§ **What the task requires**: For the full listing below, write out each entry exactly and exclude the images.

§ **Data for this task**:
+===+

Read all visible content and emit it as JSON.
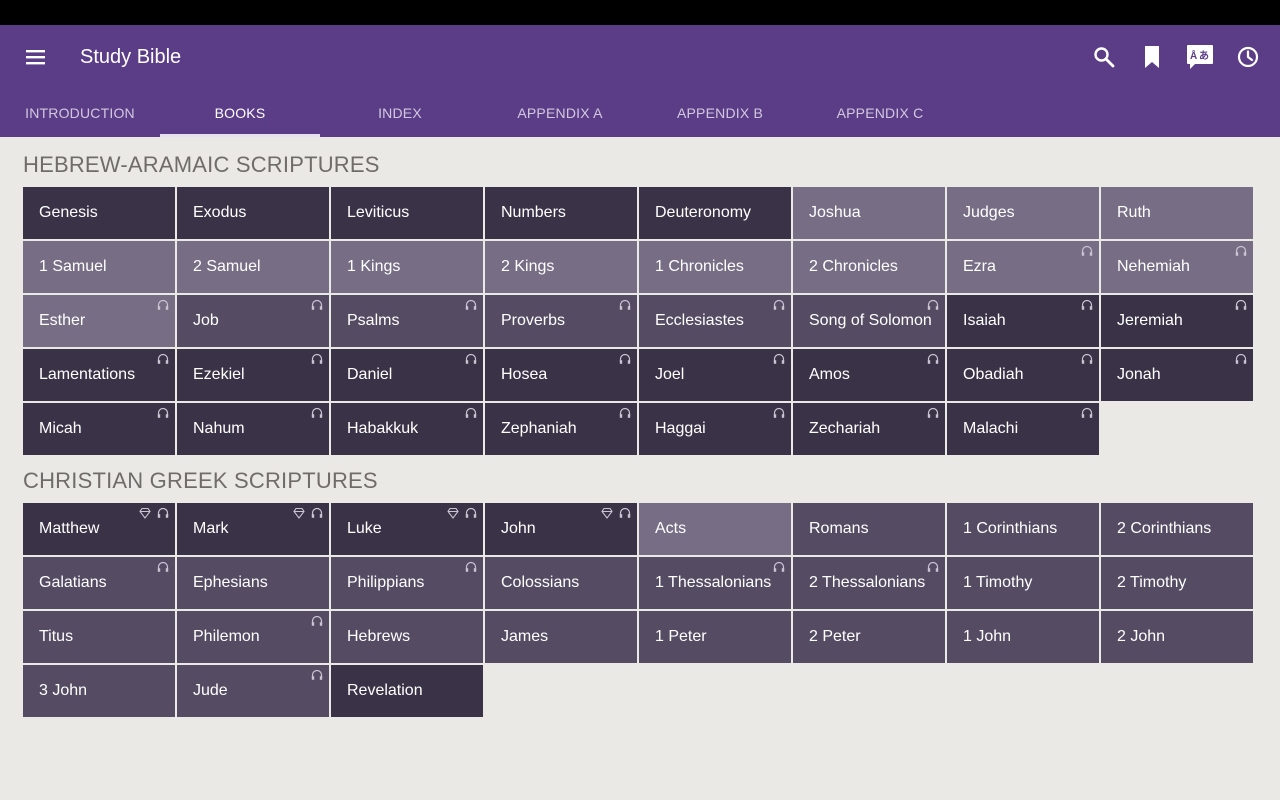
{
  "app": {
    "title": "Study Bible"
  },
  "header": {
    "icons": [
      "menu-icon",
      "search-icon",
      "bookmark-icon",
      "translate-icon",
      "history-icon"
    ]
  },
  "tabs": [
    {
      "label": "INTRODUCTION",
      "active": false
    },
    {
      "label": "BOOKS",
      "active": true
    },
    {
      "label": "INDEX",
      "active": false
    },
    {
      "label": "APPENDIX A",
      "active": false
    },
    {
      "label": "APPENDIX B",
      "active": false
    },
    {
      "label": "APPENDIX C",
      "active": false
    }
  ],
  "colors": {
    "appbar": "#5b3c87",
    "background": "#ebe9e6",
    "tile_dark": "#3a3246",
    "tile_mid": "#554b63",
    "tile_light": "#776d85"
  },
  "sections": [
    {
      "title": "HEBREW-ARAMAIC SCRIPTURES",
      "books": [
        {
          "name": "Genesis",
          "shade": "dark",
          "audio": false,
          "video": false
        },
        {
          "name": "Exodus",
          "shade": "dark",
          "audio": false,
          "video": false
        },
        {
          "name": "Leviticus",
          "shade": "dark",
          "audio": false,
          "video": false
        },
        {
          "name": "Numbers",
          "shade": "dark",
          "audio": false,
          "video": false
        },
        {
          "name": "Deuteronomy",
          "shade": "dark",
          "audio": false,
          "video": false
        },
        {
          "name": "Joshua",
          "shade": "light",
          "audio": false,
          "video": false
        },
        {
          "name": "Judges",
          "shade": "light",
          "audio": false,
          "video": false
        },
        {
          "name": "Ruth",
          "shade": "light",
          "audio": false,
          "video": false
        },
        {
          "name": "1 Samuel",
          "shade": "light",
          "audio": false,
          "video": false
        },
        {
          "name": "2 Samuel",
          "shade": "light",
          "audio": false,
          "video": false
        },
        {
          "name": "1 Kings",
          "shade": "light",
          "audio": false,
          "video": false
        },
        {
          "name": "2 Kings",
          "shade": "light",
          "audio": false,
          "video": false
        },
        {
          "name": "1 Chronicles",
          "shade": "light",
          "audio": false,
          "video": false
        },
        {
          "name": "2 Chronicles",
          "shade": "light",
          "audio": false,
          "video": false
        },
        {
          "name": "Ezra",
          "shade": "light",
          "audio": true,
          "video": false
        },
        {
          "name": "Nehemiah",
          "shade": "light",
          "audio": true,
          "video": false
        },
        {
          "name": "Esther",
          "shade": "light",
          "audio": true,
          "video": false
        },
        {
          "name": "Job",
          "shade": "mid",
          "audio": true,
          "video": false
        },
        {
          "name": "Psalms",
          "shade": "mid",
          "audio": true,
          "video": false
        },
        {
          "name": "Proverbs",
          "shade": "mid",
          "audio": true,
          "video": false
        },
        {
          "name": "Ecclesiastes",
          "shade": "mid",
          "audio": true,
          "video": false
        },
        {
          "name": "Song of Solomon",
          "shade": "mid",
          "audio": true,
          "video": false
        },
        {
          "name": "Isaiah",
          "shade": "dark",
          "audio": true,
          "video": false
        },
        {
          "name": "Jeremiah",
          "shade": "dark",
          "audio": true,
          "video": false
        },
        {
          "name": "Lamentations",
          "shade": "dark",
          "audio": true,
          "video": false
        },
        {
          "name": "Ezekiel",
          "shade": "dark",
          "audio": true,
          "video": false
        },
        {
          "name": "Daniel",
          "shade": "dark",
          "audio": true,
          "video": false
        },
        {
          "name": "Hosea",
          "shade": "dark",
          "audio": true,
          "video": false
        },
        {
          "name": "Joel",
          "shade": "dark",
          "audio": true,
          "video": false
        },
        {
          "name": "Amos",
          "shade": "dark",
          "audio": true,
          "video": false
        },
        {
          "name": "Obadiah",
          "shade": "dark",
          "audio": true,
          "video": false
        },
        {
          "name": "Jonah",
          "shade": "dark",
          "audio": true,
          "video": false
        },
        {
          "name": "Micah",
          "shade": "dark",
          "audio": true,
          "video": false
        },
        {
          "name": "Nahum",
          "shade": "dark",
          "audio": true,
          "video": false
        },
        {
          "name": "Habakkuk",
          "shade": "dark",
          "audio": true,
          "video": false
        },
        {
          "name": "Zephaniah",
          "shade": "dark",
          "audio": true,
          "video": false
        },
        {
          "name": "Haggai",
          "shade": "dark",
          "audio": true,
          "video": false
        },
        {
          "name": "Zechariah",
          "shade": "dark",
          "audio": true,
          "video": false
        },
        {
          "name": "Malachi",
          "shade": "dark",
          "audio": true,
          "video": false
        }
      ]
    },
    {
      "title": "CHRISTIAN GREEK SCRIPTURES",
      "books": [
        {
          "name": "Matthew",
          "shade": "dark",
          "audio": true,
          "video": true
        },
        {
          "name": "Mark",
          "shade": "dark",
          "audio": true,
          "video": true
        },
        {
          "name": "Luke",
          "shade": "dark",
          "audio": true,
          "video": true
        },
        {
          "name": "John",
          "shade": "dark",
          "audio": true,
          "video": true
        },
        {
          "name": "Acts",
          "shade": "light",
          "audio": false,
          "video": false
        },
        {
          "name": "Romans",
          "shade": "mid",
          "audio": false,
          "video": false
        },
        {
          "name": "1 Corinthians",
          "shade": "mid",
          "audio": false,
          "video": false
        },
        {
          "name": "2 Corinthians",
          "shade": "mid",
          "audio": false,
          "video": false
        },
        {
          "name": "Galatians",
          "shade": "mid",
          "audio": true,
          "video": false
        },
        {
          "name": "Ephesians",
          "shade": "mid",
          "audio": false,
          "video": false
        },
        {
          "name": "Philippians",
          "shade": "mid",
          "audio": true,
          "video": false
        },
        {
          "name": "Colossians",
          "shade": "mid",
          "audio": false,
          "video": false
        },
        {
          "name": "1 Thessalonians",
          "shade": "mid",
          "audio": true,
          "video": false
        },
        {
          "name": "2 Thessalonians",
          "shade": "mid",
          "audio": true,
          "video": false
        },
        {
          "name": "1 Timothy",
          "shade": "mid",
          "audio": false,
          "video": false
        },
        {
          "name": "2 Timothy",
          "shade": "mid",
          "audio": false,
          "video": false
        },
        {
          "name": "Titus",
          "shade": "mid",
          "audio": false,
          "video": false
        },
        {
          "name": "Philemon",
          "shade": "mid",
          "audio": true,
          "video": false
        },
        {
          "name": "Hebrews",
          "shade": "mid",
          "audio": false,
          "video": false
        },
        {
          "name": "James",
          "shade": "mid",
          "audio": false,
          "video": false
        },
        {
          "name": "1 Peter",
          "shade": "mid",
          "audio": false,
          "video": false
        },
        {
          "name": "2 Peter",
          "shade": "mid",
          "audio": false,
          "video": false
        },
        {
          "name": "1 John",
          "shade": "mid",
          "audio": false,
          "video": false
        },
        {
          "name": "2 John",
          "shade": "mid",
          "audio": false,
          "video": false
        },
        {
          "name": "3 John",
          "shade": "mid",
          "audio": false,
          "video": false
        },
        {
          "name": "Jude",
          "shade": "mid",
          "audio": true,
          "video": false
        },
        {
          "name": "Revelation",
          "shade": "dark",
          "audio": false,
          "video": false
        }
      ]
    }
  ]
}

+===+

§ **Solved exercise**:
Read all visible content and emit it as JSON.
{
  "app": {
    "title": "Study Bible"
  },
  "header": {
    "icons": [
      "menu-icon",
      "search-icon",
      "bookmark-icon",
      "translate-icon",
      "history-icon"
    ]
  },
  "tabs": [
    {
      "label": "INTRODUCTION",
      "active": false
    },
    {
      "label": "BOOKS",
      "active": true
    },
    {
      "label": "INDEX",
      "active": false
    },
    {
      "label": "APPENDIX A",
      "active": false
    },
    {
      "label": "APPENDIX B",
      "active": false
    },
    {
      "label": "APPENDIX C",
      "active": false
    }
  ],
  "colors": {
    "appbar": "#5b3c87",
    "background": "#ebe9e6",
    "tile_dark": "#3a3246",
    "tile_mid": "#554b63",
    "tile_light": "#776d85"
  },
  "sections": [
    {
      "title": "HEBREW-ARAMAIC SCRIPTURES",
      "books": [
        {
          "name": "Genesis",
          "shade": "dark",
          "audio": false,
          "video": false
        },
        {
          "name": "Exodus",
          "shade": "dark",
          "audio": false,
          "video": false
        },
        {
          "name": "Leviticus",
          "shade": "dark",
          "audio": false,
          "video": false
        },
        {
          "name": "Numbers",
          "shade": "dark",
          "audio": false,
          "video": false
        },
        {
          "name": "Deuteronomy",
          "shade": "dark",
          "audio": false,
          "video": false
        },
        {
          "name": "Joshua",
          "shade": "light",
          "audio": false,
          "video": false
        },
        {
          "name": "Judges",
          "shade": "light",
          "audio": false,
          "video": false
        },
        {
          "name": "Ruth",
          "shade": "light",
          "audio": false,
          "video": false
        },
        {
          "name": "1 Samuel",
          "shade": "light",
          "audio": false,
          "video": false
        },
        {
          "name": "2 Samuel",
          "shade": "light",
          "audio": false,
          "video": false
        },
        {
          "name": "1 Kings",
          "shade": "light",
          "audio": false,
          "video": false
        },
        {
          "name": "2 Kings",
          "shade": "light",
          "audio": false,
          "video": false
        },
        {
          "name": "1 Chronicles",
          "shade": "light",
          "audio": false,
          "video": false
        },
        {
          "name": "2 Chronicles",
          "shade": "light",
          "audio": false,
          "video": false
        },
        {
          "name": "Ezra",
          "shade": "light",
          "audio": true,
          "video": false
        },
        {
          "name": "Nehemiah",
          "shade": "light",
          "audio": true,
          "video": false
        },
        {
          "name": "Esther",
          "shade": "light",
          "audio": true,
          "video": false
        },
        {
          "name": "Job",
          "shade": "mid",
          "audio": true,
          "video": false
        },
        {
          "name": "Psalms",
          "shade": "mid",
          "audio": true,
          "video": false
        },
        {
          "name": "Proverbs",
          "shade": "mid",
          "audio": true,
          "video": false
        },
        {
          "name": "Ecclesiastes",
          "shade": "mid",
          "audio": true,
          "video": false
        },
        {
          "name": "Song of Solomon",
          "shade": "mid",
          "audio": true,
          "video": false
        },
        {
          "name": "Isaiah",
          "shade": "dark",
          "audio": true,
          "video": false
        },
        {
          "name": "Jeremiah",
          "shade": "dark",
          "audio": true,
          "video": false
        },
        {
          "name": "Lamentations",
          "shade": "dark",
          "audio": true,
          "video": false
        },
        {
          "name": "Ezekiel",
          "shade": "dark",
          "audio": true,
          "video": false
        },
        {
          "name": "Daniel",
          "shade": "dark",
          "audio": true,
          "video": false
        },
        {
          "name": "Hosea",
          "shade": "dark",
          "audio": true,
          "video": false
        },
        {
          "name": "Joel",
          "shade": "dark",
          "audio": true,
          "video": false
        },
        {
          "name": "Amos",
          "shade": "dark",
          "audio": true,
          "video": false
        },
        {
          "name": "Obadiah",
          "shade": "dark",
          "audio": true,
          "video": false
        },
        {
          "name": "Jonah",
          "shade": "dark",
          "audio": true,
          "video": false
        },
        {
          "name": "Micah",
          "shade": "dark",
          "audio": true,
          "video": false
        },
        {
          "name": "Nahum",
          "shade": "dark",
          "audio": true,
          "video": false
        },
        {
          "name": "Habakkuk",
          "shade": "dark",
          "audio": true,
          "video": false
        },
        {
          "name": "Zephaniah",
          "shade": "dark",
          "audio": true,
          "video": false
        },
        {
          "name": "Haggai",
          "shade": "dark",
          "audio": true,
          "video": false
        },
        {
          "name": "Zechariah",
          "shade": "dark",
          "audio": true,
          "video": false
        },
        {
          "name": "Malachi",
          "shade": "dark",
          "audio": true,
          "video": false
        }
      ]
    },
    {
      "title": "CHRISTIAN GREEK SCRIPTURES",
      "books": [
        {
          "name": "Matthew",
          "shade": "dark",
          "audio": true,
          "video": true
        },
        {
          "name": "Mark",
          "shade": "dark",
          "audio": true,
          "video": true
        },
        {
          "name": "Luke",
          "shade": "dark",
          "audio": true,
          "video": true
        },
        {
          "name": "John",
          "shade": "dark",
          "audio": true,
          "video": true
        },
        {
          "name": "Acts",
          "shade": "light",
          "audio": false,
          "video": false
        },
        {
          "name": "Romans",
          "shade": "mid",
          "audio": false,
          "video": false
        },
        {
          "name": "1 Corinthians",
          "shade": "mid",
          "audio": false,
          "video": false
        },
        {
          "name": "2 Corinthians",
          "shade": "mid",
          "audio": false,
          "video": false
        },
        {
          "name": "Galatians",
          "shade": "mid",
          "audio": true,
          "video": false
        },
        {
          "name": "Ephesians",
          "shade": "mid",
          "audio": false,
          "video": false
        },
        {
          "name": "Philippians",
          "shade": "mid",
          "audio": true,
          "video": false
        },
        {
          "name": "Colossians",
          "shade": "mid",
          "audio": false,
          "video": false
        },
        {
          "name": "1 Thessalonians",
          "shade": "mid",
          "audio": true,
          "video": false
        },
        {
          "name": "2 Thessalonians",
          "shade": "mid",
          "audio": true,
          "video": false
        },
        {
          "name": "1 Timothy",
          "shade": "mid",
          "audio": false,
          "video": false
        },
        {
          "name": "2 Timothy",
          "shade": "mid",
          "audio": false,
          "video": false
        },
        {
          "name": "Titus",
          "shade": "mid",
          "audio": false,
          "video": false
        },
        {
          "name": "Philemon",
          "shade": "mid",
          "audio": true,
          "video": false
        },
        {
          "name": "Hebrews",
          "shade": "mid",
          "audio": false,
          "video": false
        },
        {
          "name": "James",
          "shade": "mid",
          "audio": false,
          "video": false
        },
        {
          "name": "1 Peter",
          "shade": "mid",
          "audio": false,
          "video": false
        },
        {
          "name": "2 Peter",
          "shade": "mid",
          "audio": false,
          "video": false
        },
        {
          "name": "1 John",
          "shade": "mid",
          "audio": false,
          "video": false
        },
        {
          "name": "2 John",
          "shade": "mid",
          "audio": false,
          "video": false
        },
        {
          "name": "3 John",
          "shade": "mid",
          "audio": false,
          "video": false
        },
        {
          "name": "Jude",
          "shade": "mid",
          "audio": true,
          "video": false
        },
        {
          "name": "Revelation",
          "shade": "dark",
          "audio": false,
          "video": false
        }
      ]
    }
  ]
}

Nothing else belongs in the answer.